**Problem to solve:** Locate every line that holds the string "side" and copy it.

**Supplied data:**
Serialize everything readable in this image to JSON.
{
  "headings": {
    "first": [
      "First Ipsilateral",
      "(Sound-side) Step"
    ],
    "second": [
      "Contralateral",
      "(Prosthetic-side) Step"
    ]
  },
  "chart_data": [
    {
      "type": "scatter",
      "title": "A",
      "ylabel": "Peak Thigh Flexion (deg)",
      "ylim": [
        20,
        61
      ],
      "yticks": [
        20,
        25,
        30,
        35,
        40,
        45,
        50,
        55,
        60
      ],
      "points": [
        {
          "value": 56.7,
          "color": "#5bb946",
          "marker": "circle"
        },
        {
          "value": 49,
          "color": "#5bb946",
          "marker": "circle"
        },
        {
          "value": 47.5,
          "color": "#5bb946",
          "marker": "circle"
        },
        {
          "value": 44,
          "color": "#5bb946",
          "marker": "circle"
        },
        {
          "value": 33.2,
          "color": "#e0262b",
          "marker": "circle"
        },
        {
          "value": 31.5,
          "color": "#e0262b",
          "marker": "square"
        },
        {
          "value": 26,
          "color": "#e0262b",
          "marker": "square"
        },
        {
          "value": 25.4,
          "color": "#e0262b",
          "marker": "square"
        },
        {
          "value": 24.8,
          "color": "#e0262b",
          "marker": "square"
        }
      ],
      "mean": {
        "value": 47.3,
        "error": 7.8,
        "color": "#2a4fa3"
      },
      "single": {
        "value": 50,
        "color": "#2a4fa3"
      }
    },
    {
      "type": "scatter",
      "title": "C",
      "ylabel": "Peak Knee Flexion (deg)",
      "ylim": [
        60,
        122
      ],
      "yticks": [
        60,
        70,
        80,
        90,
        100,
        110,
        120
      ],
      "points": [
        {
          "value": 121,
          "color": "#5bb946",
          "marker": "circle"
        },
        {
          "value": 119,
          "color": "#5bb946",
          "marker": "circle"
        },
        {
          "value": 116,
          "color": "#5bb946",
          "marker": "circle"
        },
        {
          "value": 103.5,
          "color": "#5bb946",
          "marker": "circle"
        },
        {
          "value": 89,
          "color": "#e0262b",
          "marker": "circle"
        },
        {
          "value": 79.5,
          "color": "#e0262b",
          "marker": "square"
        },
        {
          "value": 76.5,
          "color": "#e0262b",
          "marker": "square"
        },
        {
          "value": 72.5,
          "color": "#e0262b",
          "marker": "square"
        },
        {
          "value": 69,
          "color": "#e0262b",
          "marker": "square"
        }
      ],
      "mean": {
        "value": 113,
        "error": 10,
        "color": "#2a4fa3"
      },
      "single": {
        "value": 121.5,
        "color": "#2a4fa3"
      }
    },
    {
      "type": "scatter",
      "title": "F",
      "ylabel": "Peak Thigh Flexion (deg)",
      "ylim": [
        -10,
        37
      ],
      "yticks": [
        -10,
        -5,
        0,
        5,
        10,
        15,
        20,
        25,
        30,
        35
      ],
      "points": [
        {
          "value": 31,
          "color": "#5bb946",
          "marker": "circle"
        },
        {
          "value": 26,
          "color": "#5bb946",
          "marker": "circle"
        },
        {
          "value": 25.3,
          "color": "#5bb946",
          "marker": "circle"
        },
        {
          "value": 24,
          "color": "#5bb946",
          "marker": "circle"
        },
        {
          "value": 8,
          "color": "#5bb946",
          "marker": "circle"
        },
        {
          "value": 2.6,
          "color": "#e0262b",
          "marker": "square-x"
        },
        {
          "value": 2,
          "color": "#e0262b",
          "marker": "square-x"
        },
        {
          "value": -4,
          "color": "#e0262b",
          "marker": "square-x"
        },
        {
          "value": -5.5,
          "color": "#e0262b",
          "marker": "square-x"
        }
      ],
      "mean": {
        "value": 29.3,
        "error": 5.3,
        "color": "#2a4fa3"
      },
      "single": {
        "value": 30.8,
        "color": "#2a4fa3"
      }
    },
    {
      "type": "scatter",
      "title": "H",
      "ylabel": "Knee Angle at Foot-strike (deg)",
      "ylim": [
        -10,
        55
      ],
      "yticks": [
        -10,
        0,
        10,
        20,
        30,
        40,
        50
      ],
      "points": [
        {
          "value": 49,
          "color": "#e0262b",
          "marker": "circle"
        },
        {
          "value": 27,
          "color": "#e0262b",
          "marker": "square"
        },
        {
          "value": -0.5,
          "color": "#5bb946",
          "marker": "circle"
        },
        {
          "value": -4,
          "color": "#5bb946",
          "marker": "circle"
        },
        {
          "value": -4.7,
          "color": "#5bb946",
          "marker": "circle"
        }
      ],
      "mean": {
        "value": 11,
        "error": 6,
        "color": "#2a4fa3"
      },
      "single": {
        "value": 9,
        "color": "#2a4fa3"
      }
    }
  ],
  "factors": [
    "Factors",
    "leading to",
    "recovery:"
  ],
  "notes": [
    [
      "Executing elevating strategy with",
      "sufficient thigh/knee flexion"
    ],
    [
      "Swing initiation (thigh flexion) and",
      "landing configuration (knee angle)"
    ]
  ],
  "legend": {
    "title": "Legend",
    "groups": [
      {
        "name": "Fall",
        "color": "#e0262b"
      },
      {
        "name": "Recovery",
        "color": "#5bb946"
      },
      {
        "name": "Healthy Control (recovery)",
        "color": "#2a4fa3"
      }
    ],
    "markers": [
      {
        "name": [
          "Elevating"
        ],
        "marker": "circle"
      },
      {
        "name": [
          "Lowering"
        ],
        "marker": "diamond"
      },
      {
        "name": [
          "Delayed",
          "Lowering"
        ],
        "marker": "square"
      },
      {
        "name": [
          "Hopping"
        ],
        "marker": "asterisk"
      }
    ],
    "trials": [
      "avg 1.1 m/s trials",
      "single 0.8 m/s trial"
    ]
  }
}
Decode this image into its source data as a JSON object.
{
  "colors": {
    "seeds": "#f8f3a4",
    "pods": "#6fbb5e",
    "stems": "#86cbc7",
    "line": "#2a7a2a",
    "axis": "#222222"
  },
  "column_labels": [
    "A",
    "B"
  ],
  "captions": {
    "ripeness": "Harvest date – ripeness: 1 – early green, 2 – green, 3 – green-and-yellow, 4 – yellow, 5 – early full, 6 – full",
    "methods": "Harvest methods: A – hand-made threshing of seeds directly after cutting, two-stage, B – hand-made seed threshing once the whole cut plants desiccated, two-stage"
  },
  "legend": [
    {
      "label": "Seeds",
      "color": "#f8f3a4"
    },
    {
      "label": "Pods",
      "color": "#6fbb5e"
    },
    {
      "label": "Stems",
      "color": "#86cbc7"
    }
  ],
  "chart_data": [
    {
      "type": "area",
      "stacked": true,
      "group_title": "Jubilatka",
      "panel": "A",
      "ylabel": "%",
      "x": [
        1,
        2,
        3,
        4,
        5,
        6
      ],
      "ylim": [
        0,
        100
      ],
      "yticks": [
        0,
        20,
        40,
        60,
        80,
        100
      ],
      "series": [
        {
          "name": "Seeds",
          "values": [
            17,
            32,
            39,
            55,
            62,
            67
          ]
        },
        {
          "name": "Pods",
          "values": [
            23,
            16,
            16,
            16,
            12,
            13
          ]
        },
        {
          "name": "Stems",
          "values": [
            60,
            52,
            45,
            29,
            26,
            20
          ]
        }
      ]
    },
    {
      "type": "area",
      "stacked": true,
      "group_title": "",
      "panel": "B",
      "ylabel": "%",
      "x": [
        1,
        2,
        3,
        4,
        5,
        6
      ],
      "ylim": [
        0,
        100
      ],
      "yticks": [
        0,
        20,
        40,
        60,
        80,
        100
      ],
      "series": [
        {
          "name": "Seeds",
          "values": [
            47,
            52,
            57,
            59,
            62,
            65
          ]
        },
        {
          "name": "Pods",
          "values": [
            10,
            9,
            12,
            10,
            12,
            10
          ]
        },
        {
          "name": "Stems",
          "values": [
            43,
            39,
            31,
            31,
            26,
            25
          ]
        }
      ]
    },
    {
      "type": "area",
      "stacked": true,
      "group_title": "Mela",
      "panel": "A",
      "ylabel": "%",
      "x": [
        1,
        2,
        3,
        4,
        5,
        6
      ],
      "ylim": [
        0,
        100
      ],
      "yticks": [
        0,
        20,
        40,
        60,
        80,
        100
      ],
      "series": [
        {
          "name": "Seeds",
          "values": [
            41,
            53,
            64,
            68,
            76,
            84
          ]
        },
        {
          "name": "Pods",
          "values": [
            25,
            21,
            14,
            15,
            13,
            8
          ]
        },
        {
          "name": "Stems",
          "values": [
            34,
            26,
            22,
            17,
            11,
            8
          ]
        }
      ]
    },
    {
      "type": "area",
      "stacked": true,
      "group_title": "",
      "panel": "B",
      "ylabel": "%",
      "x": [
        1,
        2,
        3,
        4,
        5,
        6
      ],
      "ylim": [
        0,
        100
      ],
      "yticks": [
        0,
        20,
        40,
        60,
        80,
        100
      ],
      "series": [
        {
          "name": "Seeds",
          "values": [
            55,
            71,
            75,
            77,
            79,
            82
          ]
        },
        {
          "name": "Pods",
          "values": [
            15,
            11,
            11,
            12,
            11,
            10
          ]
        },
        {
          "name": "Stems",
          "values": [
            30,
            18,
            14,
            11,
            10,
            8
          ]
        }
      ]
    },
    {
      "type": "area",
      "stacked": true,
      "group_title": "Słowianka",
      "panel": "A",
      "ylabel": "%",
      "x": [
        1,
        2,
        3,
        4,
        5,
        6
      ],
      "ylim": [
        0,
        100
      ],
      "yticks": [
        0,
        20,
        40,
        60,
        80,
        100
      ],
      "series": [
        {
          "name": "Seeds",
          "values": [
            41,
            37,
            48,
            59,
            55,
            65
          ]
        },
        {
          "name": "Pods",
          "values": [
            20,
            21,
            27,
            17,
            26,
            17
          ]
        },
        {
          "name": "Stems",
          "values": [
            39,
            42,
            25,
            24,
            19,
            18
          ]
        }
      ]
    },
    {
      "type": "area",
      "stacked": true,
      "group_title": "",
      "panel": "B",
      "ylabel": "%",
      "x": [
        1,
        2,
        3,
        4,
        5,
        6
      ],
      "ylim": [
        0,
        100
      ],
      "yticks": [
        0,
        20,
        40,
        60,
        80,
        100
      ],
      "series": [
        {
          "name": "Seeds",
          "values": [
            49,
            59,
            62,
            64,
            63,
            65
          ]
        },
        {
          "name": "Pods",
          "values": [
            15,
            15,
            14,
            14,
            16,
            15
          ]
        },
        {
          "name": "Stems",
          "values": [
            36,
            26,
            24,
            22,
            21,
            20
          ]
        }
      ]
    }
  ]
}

**Exercise result:**
      "(Sound-side) Step"
      "(Prosthetic-side) Step"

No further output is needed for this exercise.